§ Required work:
Quote, exactly, the line holding "What text is on this page?" and all lines after it to the end of the records below. Exclude pictures.

*** Input rows ***

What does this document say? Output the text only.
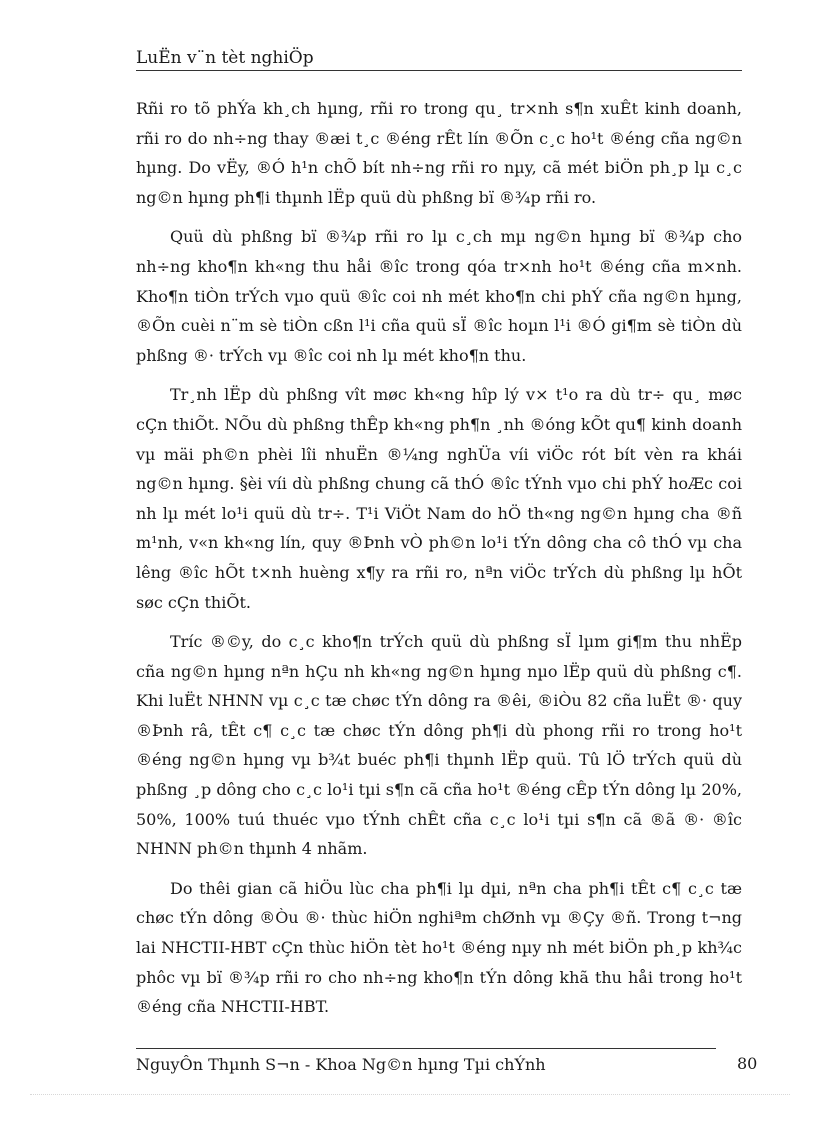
LuËn v¨n tèt nghiÖp

Rñi ro tõ phÝa kh¸ch hµng, rñi ro trong qu¸ tr×nh s¶n xuÊt kinh doanh, rñi ro do nh÷ng thay ®æi t¸c ®éng rÊt lín ®Õn c¸c ho¹t ®éng cña ng©n hµng. Do vËy, ®Ó h¹n chÕ bít nh÷ng rñi ro nµy, cã mét biÖn ph¸p lµ c¸c ng©n hµng ph¶i thµnh lËp quü dù phßng bï ®¾p rñi ro.

Quü dù phßng bï ®¾p rñi ro lµ c¸ch mµ ng©n hµng bï ®¾p cho nh÷ng kho¶n kh«ng thu håi ®îc trong qóa tr×nh ho¹t ®éng cña m×nh. Kho¶n tiÒn trÝch vµo quü ®îc coi nh mét kho¶n chi phÝ cña ng©n hµng, ®Õn cuèi n¨m sè tiÒn cßn l¹i cña quü sÏ ®îc hoµn l¹i ®Ó gi¶m sè tiÒn dù phßng ®· trÝch vµ ®îc coi nh lµ mét kho¶n thu.

Tr¸nh lËp dù phßng vît møc kh«ng hîp lý v× t¹o ra dù tr÷ qu¸ møc cÇn thiÕt. NÕu dù phßng thÊp kh«ng ph¶n ¸nh ®óng kÕt qu¶ kinh doanh vµ mäi ph©n phèi lîi nhuËn ®¼ng nghÜa víi viÖc rót bít vèn ra khái ng©n hµng. §èi víi dù phßng chung cã thÓ ®îc tÝnh vµo chi phÝ hoÆc coi nh lµ mét lo¹i quü dù tr÷. T¹i ViÖt Nam do hÖ th«ng ng©n hµng cha ®ñ m¹nh, v«n kh«ng lín, quy ®Þnh vÒ ph©n lo¹i tÝn dông cha cô thÓ vµ cha lêng ®îc hÕt t×nh huèng x¶y ra rñi ro, nªn viÖc trÝch dù phßng lµ hÕt søc cÇn thiÕt.

Tríc ®©y, do c¸c kho¶n trÝch quü dù phßng sÏ lµm gi¶m thu nhËp cña ng©n hµng nªn hÇu nh kh«ng ng©n hµng nµo lËp quü dù phßng c¶. Khi luËt NHNN vµ c¸c tæ chøc tÝn dông ra ®êi, ®iÒu 82 cña luËt ®· quy ®Þnh râ, tÊt c¶ c¸c tæ chøc tÝn dông ph¶i dù phong rñi ro trong ho¹t ®éng ng©n hµng vµ b¾t buéc ph¶i thµnh lËp quü. Tû lÖ trÝch quü dù phßng ¸p dông cho c¸c lo¹i tµi s¶n cã cña ho¹t ®éng cÊp tÝn dông lµ 20%, 50%, 100% tuú thuéc vµo tÝnh chÊt cña c¸c lo¹i tµi s¶n cã ®ã ®· ®îc NHNN ph©n thµnh 4 nhãm.

Do thêi gian cã hiÖu lùc cha ph¶i lµ dµi, nªn cha ph¶i tÊt c¶ c¸c tæ chøc tÝn dông ®Òu ®· thùc hiÖn nghiªm chØnh vµ ®Çy ®ñ. Trong t¬ng lai NHCTII-HBT cÇn thùc hiÖn tèt ho¹t ®éng nµy nh mét biÖn ph¸p kh¾c phôc vµ bï ®¾p rñi ro cho nh÷ng kho¶n tÝn dông khã thu håi trong ho¹t ®éng cña NHCTII-HBT.

NguyÔn Thµnh S¬n - Khoa Ng©n hµng Tµi chÝnh	80
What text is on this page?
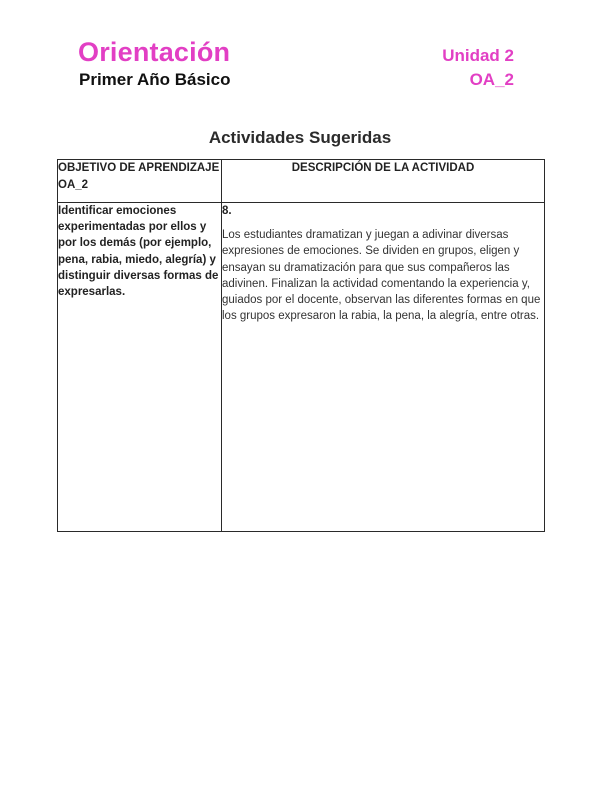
Orientación
Primer Año Básico
Unidad 2
OA_2
Actividades Sugeridas
OBJETIVO DE APRENDIZAJE OA_2	DESCRIPCIÓN DE LA ACTIVIDAD
Identificar emociones experimentadas por ellos y por los demás (por ejemplo, pena, rabia, miedo, alegría) y distinguir diversas formas de expresarlas.	8.
Los estudiantes dramatizan y juegan a adivinar diversas expresiones de emociones. Se dividen en grupos, eligen y ensayan su dramatización para que sus compañeros las adivinen. Finalizan la actividad comentando la experiencia y, guiados por el docente, observan las diferentes formas en que los grupos expresaron la rabia, la pena, la alegría, entre otras.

***

§ Answer in full:
What text is on this page?
Orientación
Primer Año Básico
Unidad 2
OA_2
Actividades Sugeridas
OBJETIVO DE APRENDIZAJE OA_2	DESCRIPCIÓN DE LA ACTIVIDAD
Identificar emociones experimentadas por ellos y por los demás (por ejemplo, pena, rabia, miedo, alegría) y distinguir diversas formas de expresarlas.	8.
Los estudiantes dramatizan y juegan a adivinar diversas expresiones de emociones. Se dividen en grupos, eligen y ensayan su dramatización para que sus compañeros las adivinen. Finalizan la actividad comentando la experiencia y, guiados por el docente, observan las diferentes formas en que los grupos expresaron la rabia, la pena, la alegría, entre otras.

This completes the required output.